- Exercise brief
Your answer is a single number: how many lines hold the word "screenshot"?

- Information shown

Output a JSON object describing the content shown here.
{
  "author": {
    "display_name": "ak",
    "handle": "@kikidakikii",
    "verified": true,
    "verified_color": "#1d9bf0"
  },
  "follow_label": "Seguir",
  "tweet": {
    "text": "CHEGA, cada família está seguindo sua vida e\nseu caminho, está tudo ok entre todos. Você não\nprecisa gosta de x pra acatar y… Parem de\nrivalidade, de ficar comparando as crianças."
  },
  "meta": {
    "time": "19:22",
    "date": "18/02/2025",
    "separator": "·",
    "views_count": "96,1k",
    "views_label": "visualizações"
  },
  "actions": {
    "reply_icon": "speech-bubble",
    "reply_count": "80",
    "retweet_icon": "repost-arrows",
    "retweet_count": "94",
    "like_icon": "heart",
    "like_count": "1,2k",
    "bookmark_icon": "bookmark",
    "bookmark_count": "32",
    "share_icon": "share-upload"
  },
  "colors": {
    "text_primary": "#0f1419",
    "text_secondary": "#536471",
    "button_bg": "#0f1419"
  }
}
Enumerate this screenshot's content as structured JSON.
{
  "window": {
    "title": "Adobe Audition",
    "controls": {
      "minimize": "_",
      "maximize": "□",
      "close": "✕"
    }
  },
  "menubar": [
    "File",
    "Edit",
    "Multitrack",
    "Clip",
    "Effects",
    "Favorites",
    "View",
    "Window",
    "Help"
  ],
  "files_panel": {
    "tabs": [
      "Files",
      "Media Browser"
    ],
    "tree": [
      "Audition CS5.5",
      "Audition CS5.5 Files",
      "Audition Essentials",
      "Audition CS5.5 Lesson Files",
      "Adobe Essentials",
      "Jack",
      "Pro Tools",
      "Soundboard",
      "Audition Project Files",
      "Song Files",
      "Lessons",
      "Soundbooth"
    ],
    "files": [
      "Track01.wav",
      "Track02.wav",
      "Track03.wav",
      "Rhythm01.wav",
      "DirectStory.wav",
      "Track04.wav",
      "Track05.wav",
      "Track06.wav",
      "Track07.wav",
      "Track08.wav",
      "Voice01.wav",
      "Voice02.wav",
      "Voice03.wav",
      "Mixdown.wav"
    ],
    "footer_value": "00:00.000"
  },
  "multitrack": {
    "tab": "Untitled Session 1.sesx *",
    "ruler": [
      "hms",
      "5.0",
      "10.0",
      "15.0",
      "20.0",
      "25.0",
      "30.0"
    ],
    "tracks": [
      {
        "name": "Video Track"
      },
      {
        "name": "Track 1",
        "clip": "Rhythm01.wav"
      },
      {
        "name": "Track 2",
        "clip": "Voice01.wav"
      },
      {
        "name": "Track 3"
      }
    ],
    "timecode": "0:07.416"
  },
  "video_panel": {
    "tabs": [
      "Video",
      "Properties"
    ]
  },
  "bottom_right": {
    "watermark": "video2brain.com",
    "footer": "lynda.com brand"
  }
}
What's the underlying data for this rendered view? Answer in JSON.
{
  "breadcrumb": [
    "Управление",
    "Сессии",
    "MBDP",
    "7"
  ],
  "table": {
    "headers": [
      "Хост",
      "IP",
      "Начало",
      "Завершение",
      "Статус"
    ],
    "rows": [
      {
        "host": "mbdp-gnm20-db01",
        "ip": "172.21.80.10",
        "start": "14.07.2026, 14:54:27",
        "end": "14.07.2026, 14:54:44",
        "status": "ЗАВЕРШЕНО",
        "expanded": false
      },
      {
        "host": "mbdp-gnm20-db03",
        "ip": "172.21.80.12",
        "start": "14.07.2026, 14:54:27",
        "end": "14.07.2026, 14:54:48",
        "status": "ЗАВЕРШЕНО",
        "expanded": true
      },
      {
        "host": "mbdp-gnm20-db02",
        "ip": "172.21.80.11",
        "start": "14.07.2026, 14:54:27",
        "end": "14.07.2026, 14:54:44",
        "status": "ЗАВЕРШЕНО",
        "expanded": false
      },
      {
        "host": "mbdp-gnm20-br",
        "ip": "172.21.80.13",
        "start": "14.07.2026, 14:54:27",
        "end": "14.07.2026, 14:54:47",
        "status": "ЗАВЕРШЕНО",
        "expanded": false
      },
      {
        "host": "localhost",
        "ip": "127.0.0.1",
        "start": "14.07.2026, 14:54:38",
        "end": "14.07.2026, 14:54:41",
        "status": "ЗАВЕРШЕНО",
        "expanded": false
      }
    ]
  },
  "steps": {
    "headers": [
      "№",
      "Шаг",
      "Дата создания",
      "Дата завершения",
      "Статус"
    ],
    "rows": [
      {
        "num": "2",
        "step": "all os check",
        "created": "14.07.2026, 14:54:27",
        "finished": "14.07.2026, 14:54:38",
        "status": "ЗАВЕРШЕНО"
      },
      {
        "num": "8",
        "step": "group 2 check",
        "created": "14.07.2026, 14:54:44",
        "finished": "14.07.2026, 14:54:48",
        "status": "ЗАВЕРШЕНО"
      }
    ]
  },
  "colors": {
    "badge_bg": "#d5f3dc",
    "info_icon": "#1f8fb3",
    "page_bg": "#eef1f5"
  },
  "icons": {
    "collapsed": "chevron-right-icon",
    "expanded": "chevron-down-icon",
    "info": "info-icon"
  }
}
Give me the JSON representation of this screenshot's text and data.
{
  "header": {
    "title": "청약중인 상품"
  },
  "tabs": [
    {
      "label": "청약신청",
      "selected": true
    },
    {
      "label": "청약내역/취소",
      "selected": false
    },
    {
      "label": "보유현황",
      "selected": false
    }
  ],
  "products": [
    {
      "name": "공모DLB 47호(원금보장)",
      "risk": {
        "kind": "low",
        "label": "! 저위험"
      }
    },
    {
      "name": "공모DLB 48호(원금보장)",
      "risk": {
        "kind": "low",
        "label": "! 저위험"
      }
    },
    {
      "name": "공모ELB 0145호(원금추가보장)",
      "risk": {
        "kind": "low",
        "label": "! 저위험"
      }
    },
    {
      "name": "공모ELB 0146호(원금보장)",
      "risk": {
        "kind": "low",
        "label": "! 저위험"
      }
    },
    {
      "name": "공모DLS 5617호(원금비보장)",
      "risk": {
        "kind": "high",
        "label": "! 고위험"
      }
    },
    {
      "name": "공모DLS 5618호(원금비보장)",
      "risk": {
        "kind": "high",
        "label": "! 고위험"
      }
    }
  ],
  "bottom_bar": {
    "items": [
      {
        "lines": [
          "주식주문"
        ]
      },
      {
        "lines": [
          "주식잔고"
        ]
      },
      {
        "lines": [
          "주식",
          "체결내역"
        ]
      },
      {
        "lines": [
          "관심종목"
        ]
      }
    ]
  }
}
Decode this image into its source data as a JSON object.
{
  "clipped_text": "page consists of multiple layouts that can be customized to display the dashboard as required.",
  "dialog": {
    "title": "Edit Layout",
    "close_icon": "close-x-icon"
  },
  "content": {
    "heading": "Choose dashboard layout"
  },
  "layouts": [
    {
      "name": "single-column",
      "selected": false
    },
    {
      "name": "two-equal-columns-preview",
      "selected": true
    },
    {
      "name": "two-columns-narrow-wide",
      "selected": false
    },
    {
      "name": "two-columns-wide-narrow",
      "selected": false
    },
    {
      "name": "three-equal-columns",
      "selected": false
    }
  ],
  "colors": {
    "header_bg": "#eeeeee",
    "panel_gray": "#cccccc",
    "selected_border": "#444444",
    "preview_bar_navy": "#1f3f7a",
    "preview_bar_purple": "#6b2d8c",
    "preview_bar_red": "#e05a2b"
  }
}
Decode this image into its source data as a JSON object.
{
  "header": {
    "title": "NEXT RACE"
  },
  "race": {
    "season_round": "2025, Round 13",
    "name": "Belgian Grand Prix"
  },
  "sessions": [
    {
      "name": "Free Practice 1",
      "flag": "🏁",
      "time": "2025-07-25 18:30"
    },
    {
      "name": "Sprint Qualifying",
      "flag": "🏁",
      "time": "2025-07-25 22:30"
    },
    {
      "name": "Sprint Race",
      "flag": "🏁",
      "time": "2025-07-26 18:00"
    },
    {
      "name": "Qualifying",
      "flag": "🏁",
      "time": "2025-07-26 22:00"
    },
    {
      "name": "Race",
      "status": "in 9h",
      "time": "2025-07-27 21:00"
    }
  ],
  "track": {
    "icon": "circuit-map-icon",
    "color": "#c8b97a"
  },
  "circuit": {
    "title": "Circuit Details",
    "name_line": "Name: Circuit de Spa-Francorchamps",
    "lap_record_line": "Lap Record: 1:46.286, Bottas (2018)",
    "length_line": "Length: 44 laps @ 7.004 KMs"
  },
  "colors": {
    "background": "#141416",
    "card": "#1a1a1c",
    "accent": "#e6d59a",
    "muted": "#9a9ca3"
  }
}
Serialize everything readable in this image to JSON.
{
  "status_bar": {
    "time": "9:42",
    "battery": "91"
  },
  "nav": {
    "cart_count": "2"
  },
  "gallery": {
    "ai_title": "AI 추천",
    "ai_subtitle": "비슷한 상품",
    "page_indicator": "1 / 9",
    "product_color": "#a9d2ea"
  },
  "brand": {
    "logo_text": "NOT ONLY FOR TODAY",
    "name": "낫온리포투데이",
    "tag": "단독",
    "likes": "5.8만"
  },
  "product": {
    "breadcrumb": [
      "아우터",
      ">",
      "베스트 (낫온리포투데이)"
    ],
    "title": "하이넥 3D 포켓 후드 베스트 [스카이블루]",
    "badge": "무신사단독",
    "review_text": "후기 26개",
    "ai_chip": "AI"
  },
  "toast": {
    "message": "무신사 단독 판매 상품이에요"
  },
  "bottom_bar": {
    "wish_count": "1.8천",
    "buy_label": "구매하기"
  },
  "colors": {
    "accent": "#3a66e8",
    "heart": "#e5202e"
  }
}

- Reply
2